* TASK MATERIAL *

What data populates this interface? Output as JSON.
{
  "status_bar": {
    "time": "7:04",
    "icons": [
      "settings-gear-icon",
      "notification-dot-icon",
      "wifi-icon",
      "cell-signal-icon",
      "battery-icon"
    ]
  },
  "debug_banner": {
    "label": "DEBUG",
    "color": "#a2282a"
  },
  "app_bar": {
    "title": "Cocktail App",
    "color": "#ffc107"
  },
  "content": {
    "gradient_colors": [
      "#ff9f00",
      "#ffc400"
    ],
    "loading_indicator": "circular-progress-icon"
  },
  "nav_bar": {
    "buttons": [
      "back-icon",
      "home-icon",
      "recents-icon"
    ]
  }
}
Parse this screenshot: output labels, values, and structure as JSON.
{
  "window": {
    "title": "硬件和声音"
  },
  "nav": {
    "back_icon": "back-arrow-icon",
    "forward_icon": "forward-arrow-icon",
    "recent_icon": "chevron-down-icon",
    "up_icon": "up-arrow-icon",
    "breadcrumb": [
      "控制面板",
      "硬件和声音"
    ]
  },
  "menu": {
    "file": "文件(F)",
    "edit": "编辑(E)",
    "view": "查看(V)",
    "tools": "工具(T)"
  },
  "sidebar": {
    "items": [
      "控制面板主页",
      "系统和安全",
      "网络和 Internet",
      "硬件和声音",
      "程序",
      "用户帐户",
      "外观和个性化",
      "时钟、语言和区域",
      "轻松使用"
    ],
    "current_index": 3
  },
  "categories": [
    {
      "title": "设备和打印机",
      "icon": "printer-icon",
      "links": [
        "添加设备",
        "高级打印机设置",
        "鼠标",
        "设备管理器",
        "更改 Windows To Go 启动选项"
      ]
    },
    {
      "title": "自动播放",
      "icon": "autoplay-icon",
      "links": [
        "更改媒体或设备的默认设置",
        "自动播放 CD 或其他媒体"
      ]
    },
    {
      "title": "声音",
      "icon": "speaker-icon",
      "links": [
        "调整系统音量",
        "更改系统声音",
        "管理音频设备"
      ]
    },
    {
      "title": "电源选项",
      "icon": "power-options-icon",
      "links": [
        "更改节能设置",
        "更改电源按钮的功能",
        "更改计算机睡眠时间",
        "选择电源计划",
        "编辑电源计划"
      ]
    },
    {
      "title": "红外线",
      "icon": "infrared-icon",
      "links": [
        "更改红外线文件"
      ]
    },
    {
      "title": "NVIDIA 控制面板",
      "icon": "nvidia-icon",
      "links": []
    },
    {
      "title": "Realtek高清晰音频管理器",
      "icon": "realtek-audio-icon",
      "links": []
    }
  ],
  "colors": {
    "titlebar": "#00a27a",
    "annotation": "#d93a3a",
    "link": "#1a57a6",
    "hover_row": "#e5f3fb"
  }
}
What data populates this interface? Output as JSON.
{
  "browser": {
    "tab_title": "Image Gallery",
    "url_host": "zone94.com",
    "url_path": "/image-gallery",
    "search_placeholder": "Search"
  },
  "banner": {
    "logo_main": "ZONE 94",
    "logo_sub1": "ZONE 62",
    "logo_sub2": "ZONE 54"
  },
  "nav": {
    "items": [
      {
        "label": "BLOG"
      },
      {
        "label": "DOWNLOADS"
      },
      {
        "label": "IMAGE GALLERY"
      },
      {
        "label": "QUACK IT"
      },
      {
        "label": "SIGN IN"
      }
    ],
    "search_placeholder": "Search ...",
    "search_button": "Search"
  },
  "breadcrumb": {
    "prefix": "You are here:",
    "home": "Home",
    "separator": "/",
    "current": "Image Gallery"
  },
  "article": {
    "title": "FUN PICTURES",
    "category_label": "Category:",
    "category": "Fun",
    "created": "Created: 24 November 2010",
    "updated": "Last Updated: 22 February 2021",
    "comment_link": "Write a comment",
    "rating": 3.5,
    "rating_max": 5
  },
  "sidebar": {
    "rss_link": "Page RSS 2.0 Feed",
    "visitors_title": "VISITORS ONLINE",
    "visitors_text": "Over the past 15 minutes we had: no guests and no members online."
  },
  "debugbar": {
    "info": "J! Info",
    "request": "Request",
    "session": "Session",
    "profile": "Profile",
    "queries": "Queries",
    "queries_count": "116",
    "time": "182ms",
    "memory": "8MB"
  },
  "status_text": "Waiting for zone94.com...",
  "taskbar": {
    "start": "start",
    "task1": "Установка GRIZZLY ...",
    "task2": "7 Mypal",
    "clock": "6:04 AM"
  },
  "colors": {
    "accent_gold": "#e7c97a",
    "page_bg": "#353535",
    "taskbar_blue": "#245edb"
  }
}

* AIM *
Transcribe each entry exactly.

* THE RESPONSE *
What data populates this interface? Output as JSON.
{
  "status_bar": {
    "time": "7:04",
    "icons": [
      "settings-gear-icon",
      "notification-dot-icon",
      "wifi-icon",
      "cell-signal-icon",
      "battery-icon"
    ]
  },
  "debug_banner": {
    "label": "DEBUG",
    "color": "#a2282a"
  },
  "app_bar": {
    "title": "Cocktail App",
    "color": "#ffc107"
  },
  "content": {
    "gradient_colors": [
      "#ff9f00",
      "#ffc400"
    ],
    "loading_indicator": "circular-progress-icon"
  },
  "nav_bar": {
    "buttons": [
      "back-icon",
      "home-icon",
      "recents-icon"
    ]
  }
}
Parse this screenshot: output labels, values, and structure as JSON.
{
  "window": {
    "title": "硬件和声音"
  },
  "nav": {
    "back_icon": "back-arrow-icon",
    "forward_icon": "forward-arrow-icon",
    "recent_icon": "chevron-down-icon",
    "up_icon": "up-arrow-icon",
    "breadcrumb": [
      "控制面板",
      "硬件和声音"
    ]
  },
  "menu": {
    "file": "文件(F)",
    "edit": "编辑(E)",
    "view": "查看(V)",
    "tools": "工具(T)"
  },
  "sidebar": {
    "items": [
      "控制面板主页",
      "系统和安全",
      "网络和 Internet",
      "硬件和声音",
      "程序",
      "用户帐户",
      "外观和个性化",
      "时钟、语言和区域",
      "轻松使用"
    ],
    "current_index": 3
  },
  "categories": [
    {
      "title": "设备和打印机",
      "icon": "printer-icon",
      "links": [
        "添加设备",
        "高级打印机设置",
        "鼠标",
        "设备管理器",
        "更改 Windows To Go 启动选项"
      ]
    },
    {
      "title": "自动播放",
      "icon": "autoplay-icon",
      "links": [
        "更改媒体或设备的默认设置",
        "自动播放 CD 或其他媒体"
      ]
    },
    {
      "title": "声音",
      "icon": "speaker-icon",
      "links": [
        "调整系统音量",
        "更改系统声音",
        "管理音频设备"
      ]
    },
    {
      "title": "电源选项",
      "icon": "power-options-icon",
      "links": [
        "更改节能设置",
        "更改电源按钮的功能",
        "更改计算机睡眠时间",
        "选择电源计划",
        "编辑电源计划"
      ]
    },
    {
      "title": "红外线",
      "icon": "infrared-icon",
      "links": [
        "更改红外线文件"
      ]
    },
    {
      "title": "NVIDIA 控制面板",
      "icon": "nvidia-icon",
      "links": []
    },
    {
      "title": "Realtek高清晰音频管理器",
      "icon": "realtek-audio-icon",
      "links": []
    }
  ],
  "colors": {
    "titlebar": "#00a27a",
    "annotation": "#d93a3a",
    "link": "#1a57a6",
    "hover_row": "#e5f3fb"
  }
}
What data populates this interface? Output as JSON.
{
  "browser": {
    "tab_title": "Image Gallery",
    "url_host": "zone94.com",
    "url_path": "/image-gallery",
    "search_placeholder": "Search"
  },
  "banner": {
    "logo_main": "ZONE 94",
    "logo_sub1": "ZONE 62",
    "logo_sub2": "ZONE 54"
  },
  "nav": {
    "items": [
      {
        "label": "BLOG"
      },
      {
        "label": "DOWNLOADS"
      },
      {
        "label": "IMAGE GALLERY"
      },
      {
        "label": "QUACK IT"
      },
      {
        "label": "SIGN IN"
      }
    ],
    "search_placeholder": "Search ...",
    "search_button": "Search"
  },
  "breadcrumb": {
    "prefix": "You are here:",
    "home": "Home",
    "separator": "/",
    "current": "Image Gallery"
  },
  "article": {
    "title": "FUN PICTURES",
    "category_label": "Category:",
    "category": "Fun",
    "created": "Created: 24 November 2010",
    "updated": "Last Updated: 22 February 2021",
    "comment_link": "Write a comment",
    "rating": 3.5,
    "rating_max": 5
  },
  "sidebar": {
    "rss_link": "Page RSS 2.0 Feed",
    "visitors_title": "VISITORS ONLINE",
    "visitors_text": "Over the past 15 minutes we had: no guests and no members online."
  },
  "debugbar": {
    "info": "J! Info",
    "request": "Request",
    "session": "Session",
    "profile": "Profile",
    "queries": "Queries",
    "queries_count": "116",
    "time": "182ms",
    "memory": "8MB"
  },
  "status_text": "Waiting for zone94.com...",
  "taskbar": {
    "start": "start",
    "task1": "Установка GRIZZLY ...",
    "task2": "7 Mypal",
    "clock": "6:04 AM"
  },
  "colors": {
    "accent_gold": "#e7c97a",
    "page_bg": "#353535",
    "taskbar_blue": "#245edb"
  }
}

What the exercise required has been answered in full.